Exercise directions: Write the data out again exactly, dropping any images it holds.
** Start Provided records **
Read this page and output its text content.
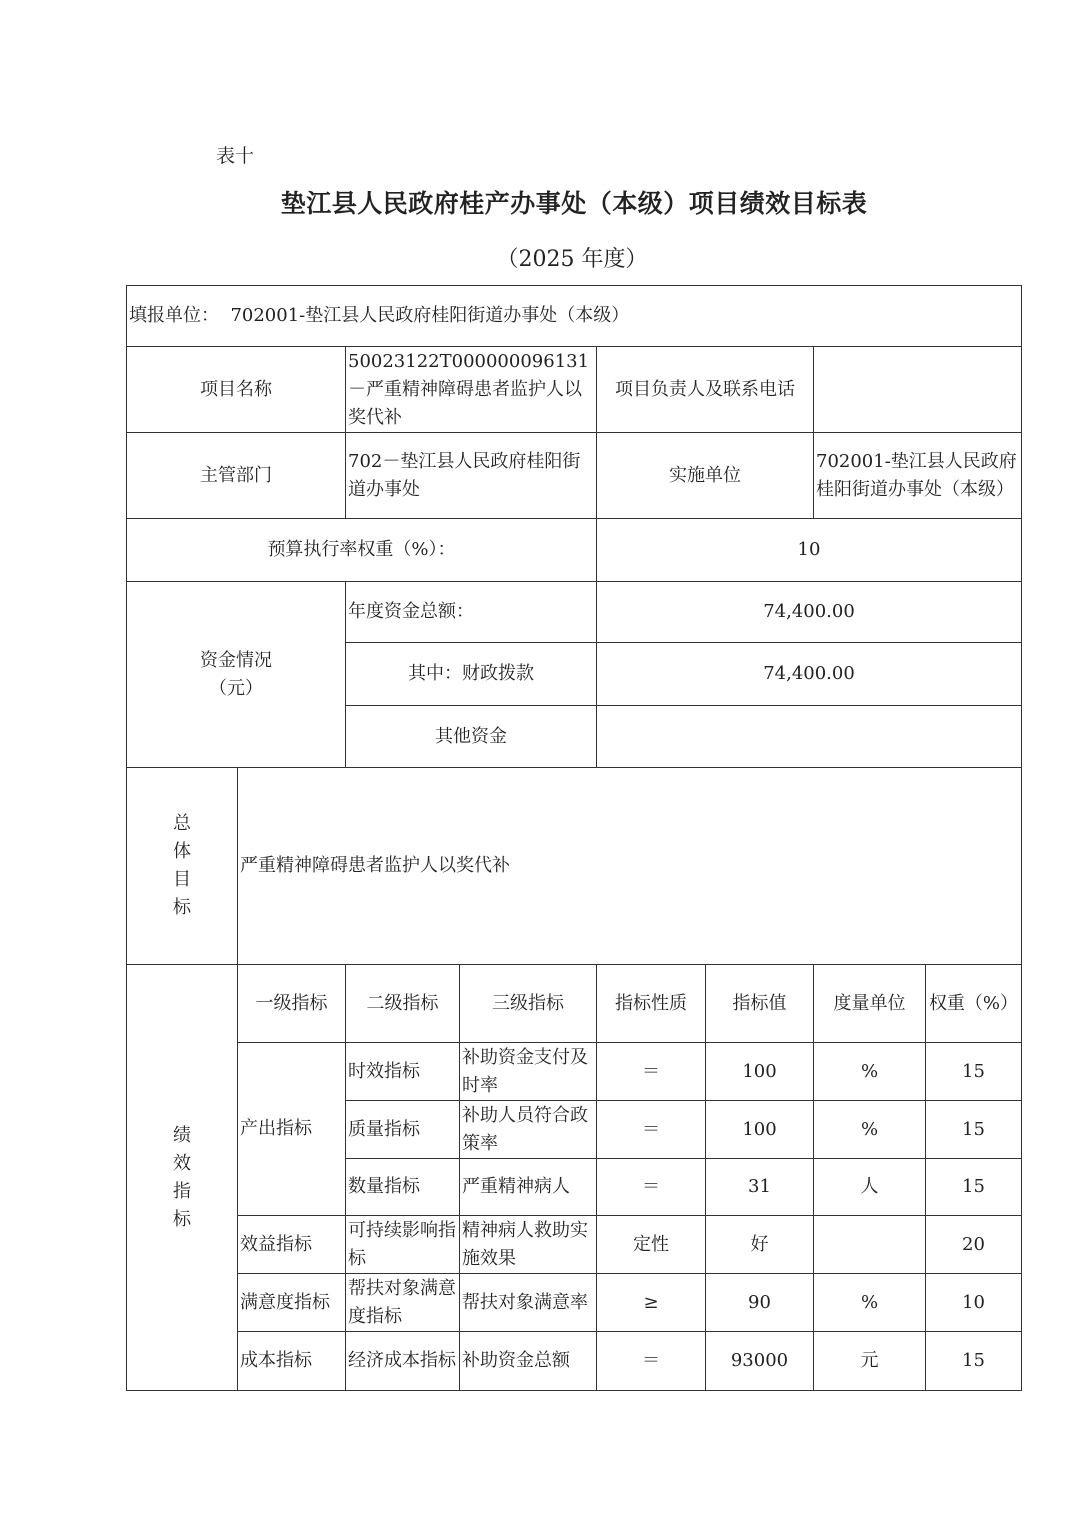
表十
垫江县人民政府桂产办事处（本级）项目绩效目标表
（2025 年度）
填报单位： 702001-垫江县人民政府桂阳街道办事处（本级）							
项目名称		50023122T000000096131－严重精神障碍患者监护人以奖代补		项目负责人及联系电话			
主管部门		702－垫江县人民政府桂阳街道办事处		实施单位		702001-垫江县人民政府桂阳街道办事处（本级）	
预算执行率权重（%）：				10			

资金情况
（元）		年度资金总额：		74,400.00			
		其中：财政拨款		74,400.00			
		其他资金					

总
体
目
标	严重精神障碍患者监护人以奖代补						

绩
效
指
标	一级指标	二级指标	三级指标	指标性质	指标值	度量单位	权重（%）
	产出指标	时效指标	补助资金支付及时率	＝	100	%	15
		质量指标	补助人员符合政策率	＝	100	%	15
		数量指标	严重精神病人	＝	31	人	15
	效益指标	可持续影响指标	精神病人救助实施效果	定性	好		20
	满意度指标	帮扶对象满意度指标	帮扶对象满意率	≥	90	%	10
	成本指标	经济成本指标	补助资金总额	＝	93000	元	15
** End Provided records **
Expected answer:
Read this page and output its text content.
表十
垫江县人民政府桂产办事处（本级）项目绩效目标表
（2025 年度）
填报单位： 702001-垫江县人民政府桂阳街道办事处（本级）							
项目名称		50023122T000000096131－严重精神障碍患者监护人以奖代补		项目负责人及联系电话			
主管部门		702－垫江县人民政府桂阳街道办事处		实施单位		702001-垫江县人民政府桂阳街道办事处（本级）	
预算执行率权重（%）：				10			

资金情况
（元）		年度资金总额：		74,400.00			
		其中：财政拨款		74,400.00			
		其他资金					

总
体
目
标	严重精神障碍患者监护人以奖代补						

绩
效
指
标	一级指标	二级指标	三级指标	指标性质	指标值	度量单位	权重（%）
	产出指标	时效指标	补助资金支付及时率	＝	100	%	15
		质量指标	补助人员符合政策率	＝	100	%	15
		数量指标	严重精神病人	＝	31	人	15
	效益指标	可持续影响指标	精神病人救助实施效果	定性	好		20
	满意度指标	帮扶对象满意度指标	帮扶对象满意率	≥	90	%	10
	成本指标	经济成本指标	补助资金总额	＝	93000	元	15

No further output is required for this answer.